● **Task objective**
Rewrite the listing below, putting "rounded box" in place of "FancyBboxPatch shape" each time it appears. Leave every other part unchanged.

[Stored data]

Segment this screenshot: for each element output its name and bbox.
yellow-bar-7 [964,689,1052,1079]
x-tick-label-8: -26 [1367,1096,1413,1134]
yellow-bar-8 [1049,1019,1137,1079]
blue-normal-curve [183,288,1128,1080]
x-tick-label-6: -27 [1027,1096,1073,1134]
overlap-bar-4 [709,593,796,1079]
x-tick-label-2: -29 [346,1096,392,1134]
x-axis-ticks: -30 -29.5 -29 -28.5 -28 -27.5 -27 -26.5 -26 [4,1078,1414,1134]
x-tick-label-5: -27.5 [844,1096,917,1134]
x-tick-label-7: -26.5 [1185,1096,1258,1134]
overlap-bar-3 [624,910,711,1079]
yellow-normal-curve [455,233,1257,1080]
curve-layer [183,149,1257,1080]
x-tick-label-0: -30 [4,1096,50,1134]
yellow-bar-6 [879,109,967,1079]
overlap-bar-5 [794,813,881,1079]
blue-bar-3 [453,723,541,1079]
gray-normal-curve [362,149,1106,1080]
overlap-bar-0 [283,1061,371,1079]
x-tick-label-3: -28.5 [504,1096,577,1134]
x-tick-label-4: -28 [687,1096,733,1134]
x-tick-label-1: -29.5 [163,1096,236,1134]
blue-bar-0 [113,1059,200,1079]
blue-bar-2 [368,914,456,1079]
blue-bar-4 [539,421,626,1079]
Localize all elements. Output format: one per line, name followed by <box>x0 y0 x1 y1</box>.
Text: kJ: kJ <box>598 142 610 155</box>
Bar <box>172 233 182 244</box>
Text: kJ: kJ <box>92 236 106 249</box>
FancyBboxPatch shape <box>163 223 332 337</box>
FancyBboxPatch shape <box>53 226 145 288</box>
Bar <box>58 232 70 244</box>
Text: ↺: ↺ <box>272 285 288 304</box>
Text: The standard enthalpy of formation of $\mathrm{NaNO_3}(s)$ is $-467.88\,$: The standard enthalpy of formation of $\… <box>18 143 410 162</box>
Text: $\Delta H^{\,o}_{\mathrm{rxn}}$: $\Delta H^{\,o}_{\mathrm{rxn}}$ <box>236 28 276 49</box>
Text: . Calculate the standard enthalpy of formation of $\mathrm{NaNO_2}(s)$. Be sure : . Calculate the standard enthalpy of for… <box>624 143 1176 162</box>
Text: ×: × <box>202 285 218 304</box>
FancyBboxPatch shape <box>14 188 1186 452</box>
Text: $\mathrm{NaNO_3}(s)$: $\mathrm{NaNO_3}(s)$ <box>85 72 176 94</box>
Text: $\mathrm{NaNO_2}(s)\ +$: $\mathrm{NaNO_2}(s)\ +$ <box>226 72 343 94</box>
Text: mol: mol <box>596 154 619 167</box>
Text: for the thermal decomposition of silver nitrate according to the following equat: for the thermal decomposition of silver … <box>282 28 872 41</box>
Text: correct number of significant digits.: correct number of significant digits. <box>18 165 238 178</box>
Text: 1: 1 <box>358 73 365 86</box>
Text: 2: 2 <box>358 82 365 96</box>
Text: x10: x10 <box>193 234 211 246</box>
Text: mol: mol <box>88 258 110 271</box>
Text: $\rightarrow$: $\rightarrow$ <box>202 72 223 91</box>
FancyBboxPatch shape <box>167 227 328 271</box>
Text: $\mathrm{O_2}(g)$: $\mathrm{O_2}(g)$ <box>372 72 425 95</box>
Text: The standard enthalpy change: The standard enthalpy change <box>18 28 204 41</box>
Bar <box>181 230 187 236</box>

● **Expected answer**
Segment this screenshot: for each element output its name and bbox.
yellow-bar-7 [964,689,1052,1079]
x-tick-label-8: -26 [1367,1096,1413,1134]
yellow-bar-8 [1049,1019,1137,1079]
blue-normal-curve [183,288,1128,1080]
x-tick-label-6: -27 [1027,1096,1073,1134]
overlap-bar-4 [709,593,796,1079]
x-tick-label-2: -29 [346,1096,392,1134]
x-axis-ticks: -30 -29.5 -29 -28.5 -28 -27.5 -27 -26.5 -26 [4,1078,1414,1134]
x-tick-label-5: -27.5 [844,1096,917,1134]
x-tick-label-7: -26.5 [1185,1096,1258,1134]
overlap-bar-3 [624,910,711,1079]
yellow-normal-curve [455,233,1257,1080]
curve-layer [183,149,1257,1080]
x-tick-label-0: -30 [4,1096,50,1134]
yellow-bar-6 [879,109,967,1079]
overlap-bar-5 [794,813,881,1079]
blue-bar-3 [453,723,541,1079]
gray-normal-curve [362,149,1106,1080]
overlap-bar-0 [283,1061,371,1079]
x-tick-label-3: -28.5 [504,1096,577,1134]
x-tick-label-4: -28 [687,1096,733,1134]
x-tick-label-1: -29.5 [163,1096,236,1134]
blue-bar-0 [113,1059,200,1079]
blue-bar-2 [368,914,456,1079]
blue-bar-4 [539,421,626,1079]
Localize all elements. Output format: one per line, name followed by <box>x0 y0 x1 y1</box>.
Text: kJ: kJ <box>598 142 610 155</box>
Bar <box>172 233 182 244</box>
Text: kJ: kJ <box>92 236 106 249</box>
rounded box <box>163 223 332 337</box>
rounded box <box>53 226 145 288</box>
Bar <box>58 232 70 244</box>
Text: ↺: ↺ <box>272 285 288 304</box>
Text: The standard enthalpy of formation of $\mathrm{NaNO_3}(s)$ is $-467.88\,$: The standard enthalpy of formation of $\… <box>18 143 410 162</box>
Text: $\Delta H^{\,o}_{\mathrm{rxn}}$: $\Delta H^{\,o}_{\mathrm{rxn}}$ <box>236 28 276 49</box>
Text: . Calculate the standard enthalpy of formation of $\mathrm{NaNO_2}(s)$. Be sure : . Calculate the standard enthalpy of for… <box>624 143 1176 162</box>
Text: ×: × <box>202 285 218 304</box>
rounded box <box>14 188 1186 452</box>
Text: $\mathrm{NaNO_3}(s)$: $\mathrm{NaNO_3}(s)$ <box>85 72 176 94</box>
Text: $\mathrm{NaNO_2}(s)\ +$: $\mathrm{NaNO_2}(s)\ +$ <box>226 72 343 94</box>
Text: mol: mol <box>596 154 619 167</box>
Text: for the thermal decomposition of silver nitrate according to the following equat: for the thermal decomposition of silver … <box>282 28 872 41</box>
Text: correct number of significant digits.: correct number of significant digits. <box>18 165 238 178</box>
Text: 1: 1 <box>358 73 365 86</box>
Text: 2: 2 <box>358 82 365 96</box>
Text: x10: x10 <box>193 234 211 246</box>
Text: mol: mol <box>88 258 110 271</box>
Text: $\rightarrow$: $\rightarrow$ <box>202 72 223 91</box>
rounded box <box>167 227 328 271</box>
Text: $\mathrm{O_2}(g)$: $\mathrm{O_2}(g)$ <box>372 72 425 95</box>
Text: The standard enthalpy change: The standard enthalpy change <box>18 28 204 41</box>
Bar <box>181 230 187 236</box>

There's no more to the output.